Extracted records:
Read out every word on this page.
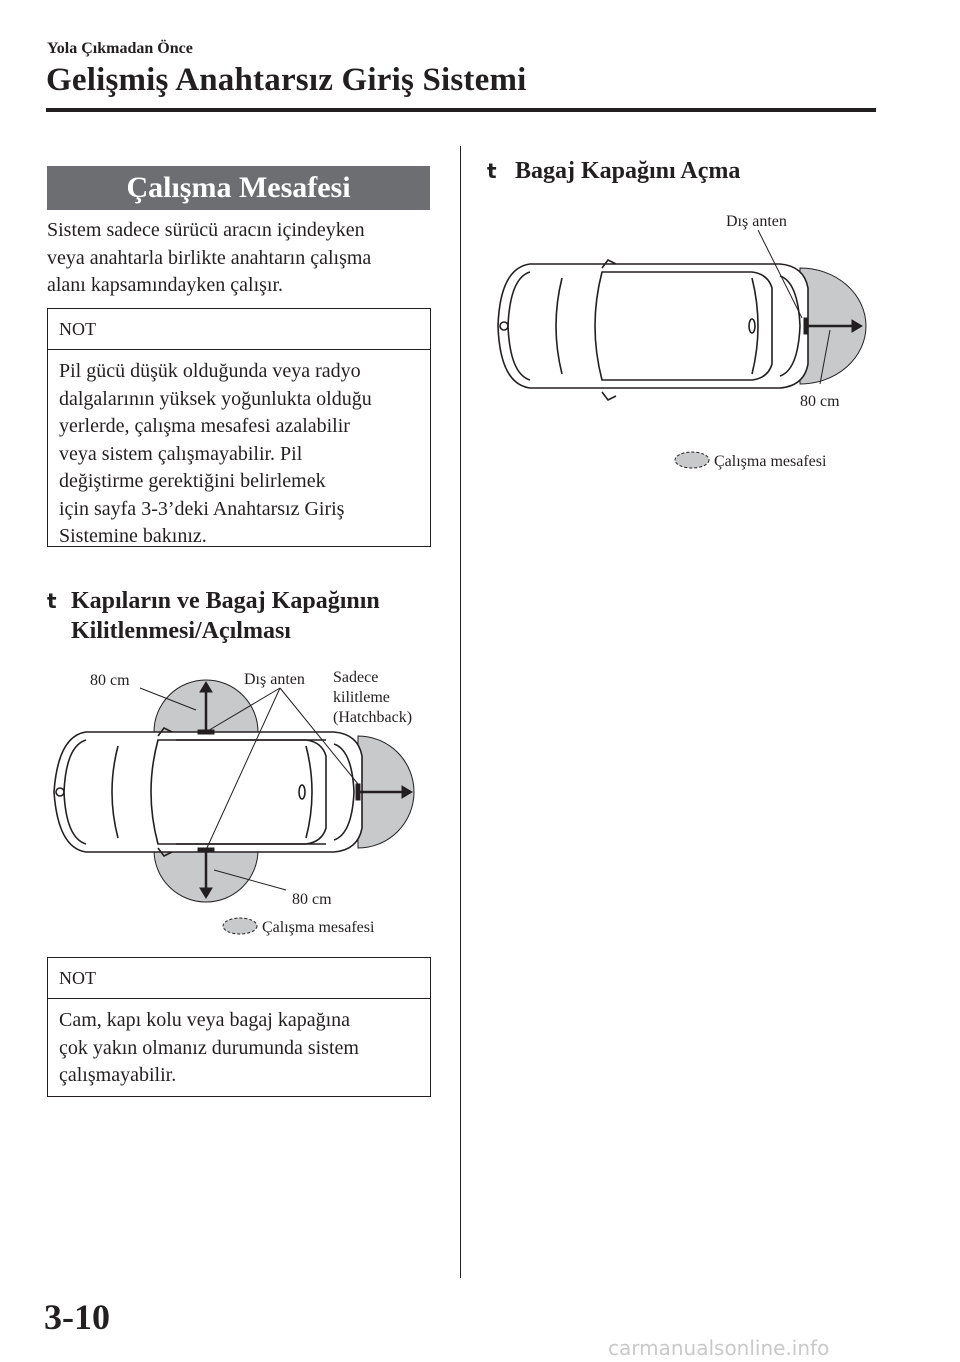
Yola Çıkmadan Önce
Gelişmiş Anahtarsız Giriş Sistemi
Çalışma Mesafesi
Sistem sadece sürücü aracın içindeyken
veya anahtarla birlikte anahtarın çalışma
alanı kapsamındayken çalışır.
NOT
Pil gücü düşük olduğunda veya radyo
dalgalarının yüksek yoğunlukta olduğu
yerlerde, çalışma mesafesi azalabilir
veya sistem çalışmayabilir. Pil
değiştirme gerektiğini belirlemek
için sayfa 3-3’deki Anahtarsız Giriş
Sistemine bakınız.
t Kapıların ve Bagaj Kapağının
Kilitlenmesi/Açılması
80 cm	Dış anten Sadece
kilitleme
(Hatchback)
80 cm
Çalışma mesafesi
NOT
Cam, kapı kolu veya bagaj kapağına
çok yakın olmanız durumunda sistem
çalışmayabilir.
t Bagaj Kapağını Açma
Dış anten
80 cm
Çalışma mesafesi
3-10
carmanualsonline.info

◆ Task description ◆
Except for the pictures, copy every line of the records above exactly.

◆ Correct output ◆
Read out every word on this page.
Yola Çıkmadan Önce
Gelişmiş Anahtarsız Giriş Sistemi
Çalışma Mesafesi
Sistem sadece sürücü aracın içindeyken
veya anahtarla birlikte anahtarın çalışma
alanı kapsamındayken çalışır.
NOT
Pil gücü düşük olduğunda veya radyo
dalgalarının yüksek yoğunlukta olduğu
yerlerde, çalışma mesafesi azalabilir
veya sistem çalışmayabilir. Pil
değiştirme gerektiğini belirlemek
için sayfa 3-3’deki Anahtarsız Giriş
Sistemine bakınız.
t Kapıların ve Bagaj Kapağının
Kilitlenmesi/Açılması
80 cm	Dış anten Sadece
kilitleme
(Hatchback)
80 cm
Çalışma mesafesi
NOT
Cam, kapı kolu veya bagaj kapağına
çok yakın olmanız durumunda sistem
çalışmayabilir.
t Bagaj Kapağını Açma
Dış anten
80 cm
Çalışma mesafesi
3-10
carmanualsonline.info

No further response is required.